— BEGIN —

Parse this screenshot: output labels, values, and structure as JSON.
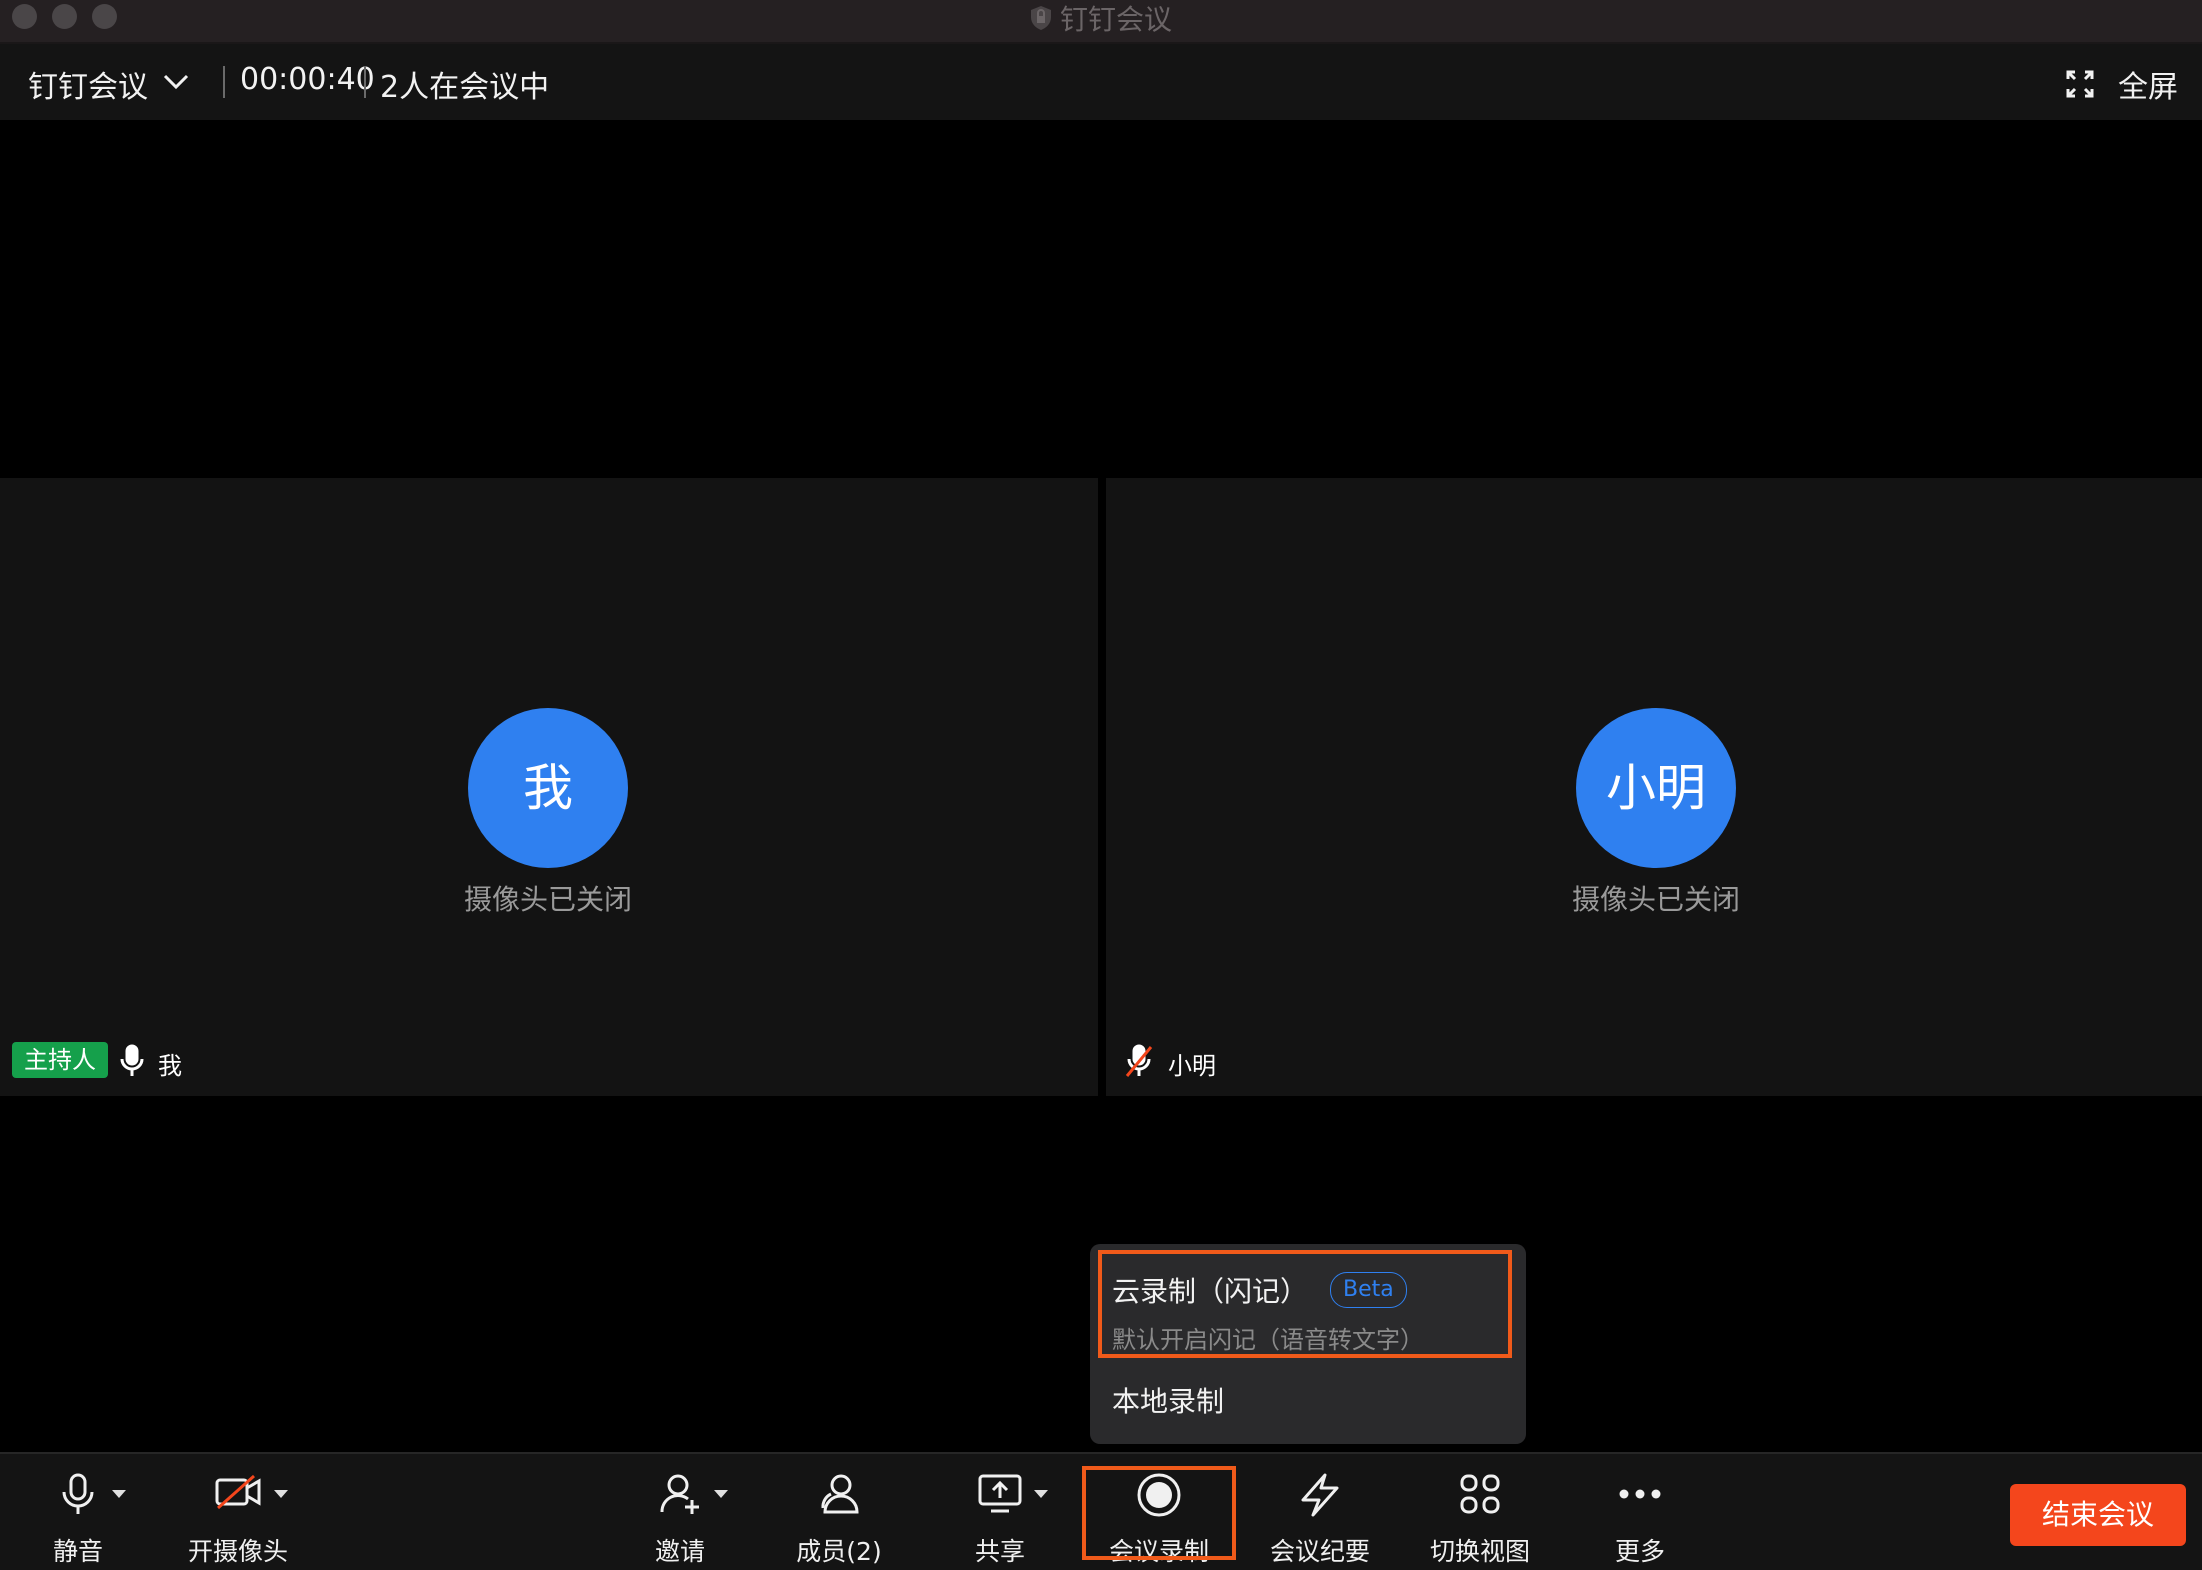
{
  "window": {
    "title": "钉钉会议"
  },
  "topbar": {
    "app_name": "钉钉会议",
    "timer": "00:00:40",
    "people": "2人在会议中",
    "fullscreen_label": "全屏"
  },
  "tiles": [
    {
      "avatar_text": "我",
      "status": "摄像头已关闭",
      "badge": "主持人",
      "name": "我",
      "mic": "on"
    },
    {
      "avatar_text": "小明",
      "status": "摄像头已关闭",
      "name": "小明",
      "mic": "muted"
    }
  ],
  "record_menu": {
    "cloud_label": "云录制（闪记）",
    "cloud_badge": "Beta",
    "cloud_sub": "默认开启闪记（语音转文字）",
    "local_label": "本地录制"
  },
  "toolbar": {
    "mute": "静音",
    "camera": "开摄像头",
    "invite": "邀请",
    "members": "成员(2)",
    "share": "共享",
    "record": "会议录制",
    "minutes": "会议纪要",
    "switch_view": "切换视图",
    "more": "更多",
    "end": "结束会议"
  },
  "colors": {
    "accent_blue": "#2f80f0",
    "end_red": "#f4461c",
    "highlight_orange": "#f05a1a",
    "host_green": "#15a04b"
  }
}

— END —

_TO DO:_
Transcribe every line from the records above without alteration, and leave out the images.

_RESULT OF THIS EXERCISE:_
Parse this screenshot: output labels, values, and structure as JSON.
{
  "window": {
    "title": "钉钉会议"
  },
  "topbar": {
    "app_name": "钉钉会议",
    "timer": "00:00:40",
    "people": "2人在会议中",
    "fullscreen_label": "全屏"
  },
  "tiles": [
    {
      "avatar_text": "我",
      "status": "摄像头已关闭",
      "badge": "主持人",
      "name": "我",
      "mic": "on"
    },
    {
      "avatar_text": "小明",
      "status": "摄像头已关闭",
      "name": "小明",
      "mic": "muted"
    }
  ],
  "record_menu": {
    "cloud_label": "云录制（闪记）",
    "cloud_badge": "Beta",
    "cloud_sub": "默认开启闪记（语音转文字）",
    "local_label": "本地录制"
  },
  "toolbar": {
    "mute": "静音",
    "camera": "开摄像头",
    "invite": "邀请",
    "members": "成员(2)",
    "share": "共享",
    "record": "会议录制",
    "minutes": "会议纪要",
    "switch_view": "切换视图",
    "more": "更多",
    "end": "结束会议"
  },
  "colors": {
    "accent_blue": "#2f80f0",
    "end_red": "#f4461c",
    "highlight_orange": "#f05a1a",
    "host_green": "#15a04b"
  }
}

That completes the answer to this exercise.